CONSIGNES DE TRAVAIL: Restituez les lignes de tous les enregistrements ci-dessous sous la forme d'un tableau Markdown à deux colonnes, « Numéro » et « Ligne ». Omettez les lignes vides.

Entrées tirées d'une collection:
════════════════
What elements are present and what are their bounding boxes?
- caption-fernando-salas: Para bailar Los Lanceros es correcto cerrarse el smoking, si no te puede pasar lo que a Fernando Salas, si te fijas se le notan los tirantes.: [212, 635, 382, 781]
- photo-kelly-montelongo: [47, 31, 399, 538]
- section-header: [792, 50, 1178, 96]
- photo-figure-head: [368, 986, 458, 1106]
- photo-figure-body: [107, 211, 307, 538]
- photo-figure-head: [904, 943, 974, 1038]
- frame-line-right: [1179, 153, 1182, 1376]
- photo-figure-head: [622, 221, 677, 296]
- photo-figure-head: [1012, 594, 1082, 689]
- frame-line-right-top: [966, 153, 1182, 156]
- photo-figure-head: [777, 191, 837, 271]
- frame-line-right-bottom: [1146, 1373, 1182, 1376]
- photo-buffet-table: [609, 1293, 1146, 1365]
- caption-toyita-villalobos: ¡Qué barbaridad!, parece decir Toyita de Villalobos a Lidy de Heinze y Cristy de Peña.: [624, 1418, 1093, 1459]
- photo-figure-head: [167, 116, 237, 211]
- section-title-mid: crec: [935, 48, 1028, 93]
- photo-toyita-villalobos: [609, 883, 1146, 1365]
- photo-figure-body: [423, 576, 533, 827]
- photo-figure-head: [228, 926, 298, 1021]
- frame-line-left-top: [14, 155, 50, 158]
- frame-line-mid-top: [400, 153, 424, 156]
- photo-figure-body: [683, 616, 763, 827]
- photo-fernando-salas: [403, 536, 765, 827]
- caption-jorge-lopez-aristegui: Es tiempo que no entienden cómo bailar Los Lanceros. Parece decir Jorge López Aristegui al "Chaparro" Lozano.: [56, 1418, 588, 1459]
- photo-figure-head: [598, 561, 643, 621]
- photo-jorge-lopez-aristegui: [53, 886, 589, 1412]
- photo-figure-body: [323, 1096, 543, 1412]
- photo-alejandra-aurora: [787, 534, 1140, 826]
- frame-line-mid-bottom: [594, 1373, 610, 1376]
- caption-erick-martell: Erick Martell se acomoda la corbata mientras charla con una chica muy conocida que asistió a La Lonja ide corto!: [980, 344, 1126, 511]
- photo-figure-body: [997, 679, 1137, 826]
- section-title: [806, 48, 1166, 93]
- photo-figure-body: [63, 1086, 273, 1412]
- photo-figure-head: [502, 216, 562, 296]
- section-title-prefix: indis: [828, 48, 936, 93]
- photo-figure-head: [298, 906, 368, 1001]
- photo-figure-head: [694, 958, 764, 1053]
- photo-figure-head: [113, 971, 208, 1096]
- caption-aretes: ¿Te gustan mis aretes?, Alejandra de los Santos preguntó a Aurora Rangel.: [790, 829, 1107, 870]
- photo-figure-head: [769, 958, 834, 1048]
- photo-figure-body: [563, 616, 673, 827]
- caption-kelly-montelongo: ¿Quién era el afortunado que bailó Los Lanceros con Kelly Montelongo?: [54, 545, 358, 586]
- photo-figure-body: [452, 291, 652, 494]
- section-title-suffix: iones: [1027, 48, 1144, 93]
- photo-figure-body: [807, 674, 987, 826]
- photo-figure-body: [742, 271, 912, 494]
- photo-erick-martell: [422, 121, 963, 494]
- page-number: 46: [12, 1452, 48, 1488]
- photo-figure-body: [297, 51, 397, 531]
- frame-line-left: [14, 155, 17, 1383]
════════════════
TÂCHE RÉALISÉE:
| Numéro | Ligne |
|---|---|
| 1 | What elements are present and what are their bounding boxes? |
| 2 | - caption-fernando-salas: Para bailar Los Lanceros es correcto cerrarse el smoking, si no te puede pasar lo que a Fernando Salas, si te fijas se le notan los tirantes.: [212, 635, 382, 781] |
| 3 | - photo-kelly-montelongo: [47, 31, 399, 538] |
| 4 | - section-header: [792, 50, 1178, 96] |
| 5 | - photo-figure-head: [368, 986, 458, 1106] |
| 6 | - photo-figure-body: [107, 211, 307, 538] |
| 7 | - photo-figure-head: [904, 943, 974, 1038] |
| 8 | - frame-line-right: [1179, 153, 1182, 1376] |
| 9 | - photo-figure-head: [622, 221, 677, 296] |
| 10 | - photo-figure-head: [1012, 594, 1082, 689] |
| 11 | - frame-line-right-top: [966, 153, 1182, 156] |
| 12 | - photo-figure-head: [777, 191, 837, 271] |
| 13 | - frame-line-right-bottom: [1146, 1373, 1182, 1376] |
| 14 | - photo-buffet-table: [609, 1293, 1146, 1365] |
| 15 | - caption-toyita-villalobos: ¡Qué barbaridad!, parece decir Toyita de Villalobos a Lidy de Heinze y Cristy de Peña.: [624, 1418, 1093, 1459] |
| 16 | - photo-figure-head: [167, 116, 237, 211] |
| 17 | - section-title-mid: crec: [935, 48, 1028, 93] |
| 18 | - photo-toyita-villalobos: [609, 883, 1146, 1365] |
| 19 | - photo-figure-body: [423, 576, 533, 827] |
| 20 | - photo-figure-head: [228, 926, 298, 1021] |
| 21 | - frame-line-left-top: [14, 155, 50, 158] |
| 22 | - frame-line-mid-top: [400, 153, 424, 156] |
| 23 | - photo-figure-body: [683, 616, 763, 827] |
| 24 | - photo-fernando-salas: [403, 536, 765, 827] |
| 25 | - caption-jorge-lopez-aristegui: Es tiempo que no entienden cómo bailar Los Lanceros. Parece decir Jorge López Aristegui al "Chaparro" Lozano.: [56, 1418, 588, 1459] |
| 26 | - photo-figure-head: [598, 561, 643, 621] |
| 27 | - photo-jorge-lopez-aristegui: [53, 886, 589, 1412] |
| 28 | - photo-figure-body: [323, 1096, 543, 1412] |
| 29 | - photo-alejandra-aurora: [787, 534, 1140, 826] |
| 30 | - frame-line-mid-bottom: [594, 1373, 610, 1376] |
| 31 | - caption-erick-martell: Erick Martell se acomoda la corbata mientras charla con una chica muy conocida que asistió a La Lonja ide corto!: [980, 344, 1126, 511] |
| 32 | - photo-figure-body: [997, 679, 1137, 826] |
| 33 | - section-title: [806, 48, 1166, 93] |
| 34 | - photo-figure-body: [63, 1086, 273, 1412] |
| 35 | - photo-figure-head: [502, 216, 562, 296] |
| 36 | - section-title-prefix: indis: [828, 48, 936, 93] |
| 37 | - photo-figure-head: [298, 906, 368, 1001] |
| 38 | - photo-figure-head: [694, 958, 764, 1053] |
| 39 | - photo-figure-head: [113, 971, 208, 1096] |
| 40 | - caption-aretes: ¿Te gustan mis aretes?, Alejandra de los Santos preguntó a Aurora Rangel.: [790, 829, 1107, 870] |
| 41 | - photo-figure-head: [769, 958, 834, 1048] |
| 42 | - photo-figure-body: [563, 616, 673, 827] |
| 43 | - caption-kelly-montelongo: ¿Quién era el afortunado que bailó Los Lanceros con Kelly Montelongo?: [54, 545, 358, 586] |
| 44 | - photo-figure-body: [452, 291, 652, 494] |
| 45 | - section-title-suffix: iones: [1027, 48, 1144, 93] |
| 46 | - photo-figure-body: [807, 674, 987, 826] |
| 47 | - photo-figure-body: [742, 271, 912, 494] |
| 48 | - photo-erick-martell: [422, 121, 963, 494] |
| 49 | - page-number: 46: [12, 1452, 48, 1488] |
| 50 | - photo-figure-body: [297, 51, 397, 531] |
| 51 | - frame-line-left: [14, 155, 17, 1383] |